__DIRECTIONS__: Please output the records below in full, exactly as given, but without the images.

Records about charts and figures
+ + + + +

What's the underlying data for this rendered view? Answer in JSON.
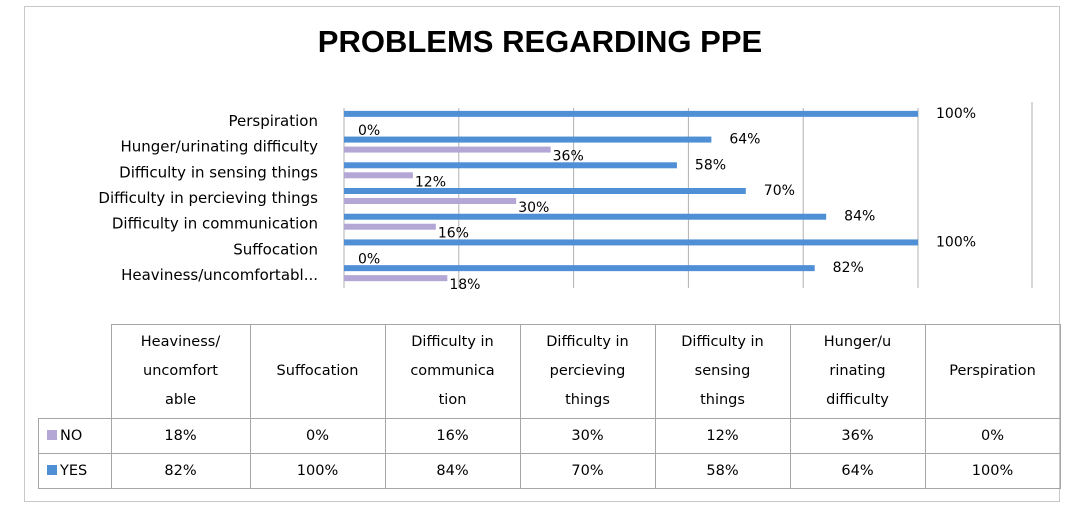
{
  "chart_data": {
    "type": "bar",
    "orientation": "horizontal",
    "title": "PROBLEMS REGARDING PPE",
    "categories": [
      "Heaviness/uncomfortabl...",
      "Suffocation",
      "Difficulty in communication",
      "Difficulty in percieving things",
      "Difficulty in sensing things",
      "Hunger/urinating difficulty",
      "Perspiration"
    ],
    "series": [
      {
        "name": "NO",
        "color": "#b4a7d6",
        "values": [
          18,
          0,
          16,
          30,
          12,
          36,
          0
        ],
        "labels": [
          "18%",
          "0%",
          "16%",
          "30%",
          "12%",
          "36%",
          "0%"
        ]
      },
      {
        "name": "YES",
        "color": "#4f8fd5",
        "values": [
          82,
          100,
          84,
          70,
          58,
          64,
          100
        ],
        "labels": [
          "82%",
          "100%",
          "84%",
          "70%",
          "58%",
          "64%",
          "100%"
        ]
      }
    ],
    "xlim": [
      0,
      100
    ],
    "grid": true,
    "legend": "data-table"
  },
  "table": {
    "headers": [
      [
        "Heaviness/",
        "uncomfort",
        "able"
      ],
      [
        "Suffocation"
      ],
      [
        "Difficulty in",
        "communica",
        "tion"
      ],
      [
        "Difficulty in",
        "percieving",
        "things"
      ],
      [
        "Difficulty in",
        "sensing",
        "things"
      ],
      [
        "Hunger/u",
        "rinating",
        "difficulty"
      ],
      [
        "Perspiration"
      ]
    ],
    "rows": [
      {
        "name": "NO",
        "color": "#b4a7d6",
        "cells": [
          "18%",
          "0%",
          "16%",
          "30%",
          "12%",
          "36%",
          "0%"
        ]
      },
      {
        "name": "YES",
        "color": "#4f8fd5",
        "cells": [
          "82%",
          "100%",
          "84%",
          "70%",
          "58%",
          "64%",
          "100%"
        ]
      }
    ]
  }
}
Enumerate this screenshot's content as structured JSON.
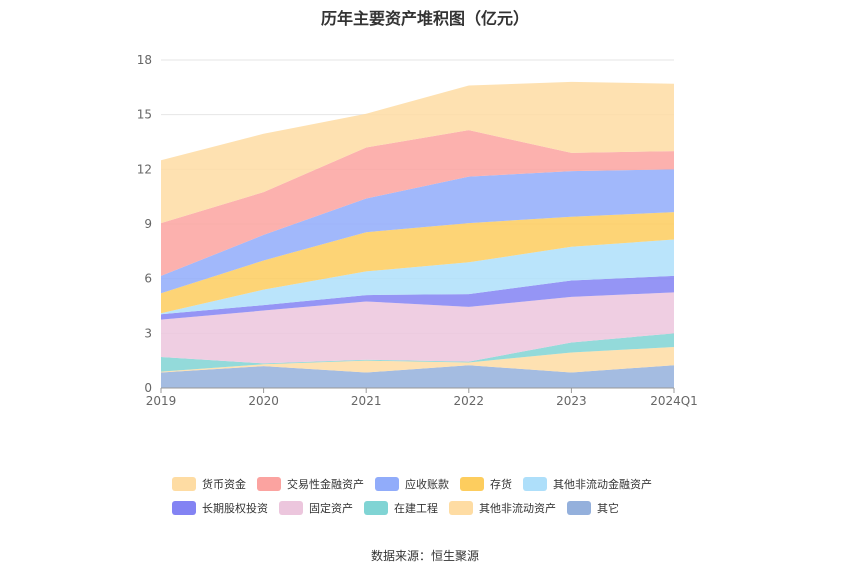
{
  "chart_data": {
    "type": "area",
    "title": "历年主要资产堆积图（亿元）",
    "categories": [
      "2019",
      "2020",
      "2021",
      "2022",
      "2023",
      "2024Q1"
    ],
    "ylim": [
      0,
      18
    ],
    "yticks": [
      0,
      3,
      6,
      9,
      12,
      15,
      18
    ],
    "grid": true,
    "legend_position": "bottom",
    "series": [
      {
        "name": "其它",
        "color": "#94b0dc",
        "values": [
          0.85,
          1.2,
          0.85,
          1.25,
          0.85,
          1.25
        ]
      },
      {
        "name": "其他非流动资产",
        "color": "#fedca3",
        "values": [
          0.05,
          0.1,
          0.65,
          0.15,
          1.1,
          1.0
        ]
      },
      {
        "name": "在建工程",
        "color": "#80d4d4",
        "values": [
          0.8,
          0.05,
          0.05,
          0.05,
          0.55,
          0.75
        ]
      },
      {
        "name": "固定资产",
        "color": "#ecc6dd",
        "values": [
          2.05,
          2.9,
          3.2,
          3.0,
          2.5,
          2.25
        ]
      },
      {
        "name": "长期股权投资",
        "color": "#8383f3",
        "values": [
          0.3,
          0.3,
          0.35,
          0.7,
          0.9,
          0.9
        ]
      },
      {
        "name": "其他非流动金融资产",
        "color": "#aedffa",
        "values": [
          0.05,
          0.85,
          1.3,
          1.75,
          1.85,
          2.0
        ]
      },
      {
        "name": "存货",
        "color": "#fdcd5e",
        "values": [
          1.1,
          1.6,
          2.15,
          2.15,
          1.65,
          1.5
        ]
      },
      {
        "name": "应收账款",
        "color": "#91acfa",
        "values": [
          0.95,
          1.4,
          1.85,
          2.55,
          2.5,
          2.35
        ]
      },
      {
        "name": "交易性金融资产",
        "color": "#fba3a0",
        "values": [
          2.9,
          2.35,
          2.8,
          2.55,
          1.0,
          1.0
        ]
      },
      {
        "name": "货币资金",
        "color": "#fedca3",
        "values": [
          3.45,
          3.2,
          1.85,
          2.45,
          3.9,
          3.7
        ]
      }
    ]
  },
  "legend": {
    "row1": [
      {
        "name": "货币资金",
        "color": "#fedca3"
      },
      {
        "name": "交易性金融资产",
        "color": "#fba3a0"
      },
      {
        "name": "应收账款",
        "color": "#91acfa"
      },
      {
        "name": "存货",
        "color": "#fdcd5e"
      },
      {
        "name": "其他非流动金融资产",
        "color": "#aedffa"
      }
    ],
    "row2": [
      {
        "name": "长期股权投资",
        "color": "#8383f3"
      },
      {
        "name": "固定资产",
        "color": "#ecc6dd"
      },
      {
        "name": "在建工程",
        "color": "#80d4d4"
      },
      {
        "name": "其他非流动资产",
        "color": "#fedca3"
      },
      {
        "name": "其它",
        "color": "#94b0dc"
      }
    ]
  },
  "source": "数据来源：恒生聚源"
}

+ + + + +

__WRITTEN SOLUTION__:
What's the underlying data for this rendered view? Answer in JSON.
{
  "chart_data": {
    "type": "bar",
    "orientation": "horizontal",
    "title": "PROBLEMS REGARDING PPE",
    "categories": [
      "Heaviness/uncomfortabl...",
      "Suffocation",
      "Difficulty in communication",
      "Difficulty in percieving things",
      "Difficulty in sensing things",
      "Hunger/urinating difficulty",
      "Perspiration"
    ],
    "series": [
      {
        "name": "NO",
        "color": "#b4a7d6",
        "values": [
          18,
          0,
          16,
          30,
          12,
          36,
          0
        ],
        "labels": [
          "18%",
          "0%",
          "16%",
          "30%",
          "12%",
          "36%",
          "0%"
        ]
      },
      {
        "name": "YES",
        "color": "#4f8fd5",
        "values": [
          82,
          100,
          84,
          70,
          58,
          64,
          100
        ],
        "labels": [
          "82%",
          "100%",
          "84%",
          "70%",
          "58%",
          "64%",
          "100%"
        ]
      }
    ],
    "xlim": [
      0,
      100
    ],
    "grid": true,
    "legend": "data-table"
  },
  "table": {
    "headers": [
      [
        "Heaviness/",
        "uncomfort",
        "able"
      ],
      [
        "Suffocation"
      ],
      [
        "Difficulty in",
        "communica",
        "tion"
      ],
      [
        "Difficulty in",
        "percieving",
        "things"
      ],
      [
        "Difficulty in",
        "sensing",
        "things"
      ],
      [
        "Hunger/u",
        "rinating",
        "difficulty"
      ],
      [
        "Perspiration"
      ]
    ],
    "rows": [
      {
        "name": "NO",
        "color": "#b4a7d6",
        "cells": [
          "18%",
          "0%",
          "16%",
          "30%",
          "12%",
          "36%",
          "0%"
        ]
      },
      {
        "name": "YES",
        "color": "#4f8fd5",
        "cells": [
          "82%",
          "100%",
          "84%",
          "70%",
          "58%",
          "64%",
          "100%"
        ]
      }
    ]
  }
}
Enumerate this screenshot's content as structured JSON.
{
  "chart_data": {
    "type": "area",
    "title": "历年主要资产堆积图（亿元）",
    "categories": [
      "2019",
      "2020",
      "2021",
      "2022",
      "2023",
      "2024Q1"
    ],
    "ylim": [
      0,
      18
    ],
    "yticks": [
      0,
      3,
      6,
      9,
      12,
      15,
      18
    ],
    "grid": true,
    "legend_position": "bottom",
    "series": [
      {
        "name": "其它",
        "color": "#94b0dc",
        "values": [
          0.85,
          1.2,
          0.85,
          1.25,
          0.85,
          1.25
        ]
      },
      {
        "name": "其他非流动资产",
        "color": "#fedca3",
        "values": [
          0.05,
          0.1,
          0.65,
          0.15,
          1.1,
          1.0
        ]
      },
      {
        "name": "在建工程",
        "color": "#80d4d4",
        "values": [
          0.8,
          0.05,
          0.05,
          0.05,
          0.55,
          0.75
        ]
      },
      {
        "name": "固定资产",
        "color": "#ecc6dd",
        "values": [
          2.05,
          2.9,
          3.2,
          3.0,
          2.5,
          2.25
        ]
      },
      {
        "name": "长期股权投资",
        "color": "#8383f3",
        "values": [
          0.3,
          0.3,
          0.35,
          0.7,
          0.9,
          0.9
        ]
      },
      {
        "name": "其他非流动金融资产",
        "color": "#aedffa",
        "values": [
          0.05,
          0.85,
          1.3,
          1.75,
          1.85,
          2.0
        ]
      },
      {
        "name": "存货",
        "color": "#fdcd5e",
        "values": [
          1.1,
          1.6,
          2.15,
          2.15,
          1.65,
          1.5
        ]
      },
      {
        "name": "应收账款",
        "color": "#91acfa",
        "values": [
          0.95,
          1.4,
          1.85,
          2.55,
          2.5,
          2.35
        ]
      },
      {
        "name": "交易性金融资产",
        "color": "#fba3a0",
        "values": [
          2.9,
          2.35,
          2.8,
          2.55,
          1.0,
          1.0
        ]
      },
      {
        "name": "货币资金",
        "color": "#fedca3",
        "values": [
          3.45,
          3.2,
          1.85,
          2.45,
          3.9,
          3.7
        ]
      }
    ]
  },
  "legend": {
    "row1": [
      {
        "name": "货币资金",
        "color": "#fedca3"
      },
      {
        "name": "交易性金融资产",
        "color": "#fba3a0"
      },
      {
        "name": "应收账款",
        "color": "#91acfa"
      },
      {
        "name": "存货",
        "color": "#fdcd5e"
      },
      {
        "name": "其他非流动金融资产",
        "color": "#aedffa"
      }
    ],
    "row2": [
      {
        "name": "长期股权投资",
        "color": "#8383f3"
      },
      {
        "name": "固定资产",
        "color": "#ecc6dd"
      },
      {
        "name": "在建工程",
        "color": "#80d4d4"
      },
      {
        "name": "其他非流动资产",
        "color": "#fedca3"
      },
      {
        "name": "其它",
        "color": "#94b0dc"
      }
    ]
  },
  "source": "数据来源：恒生聚源"
}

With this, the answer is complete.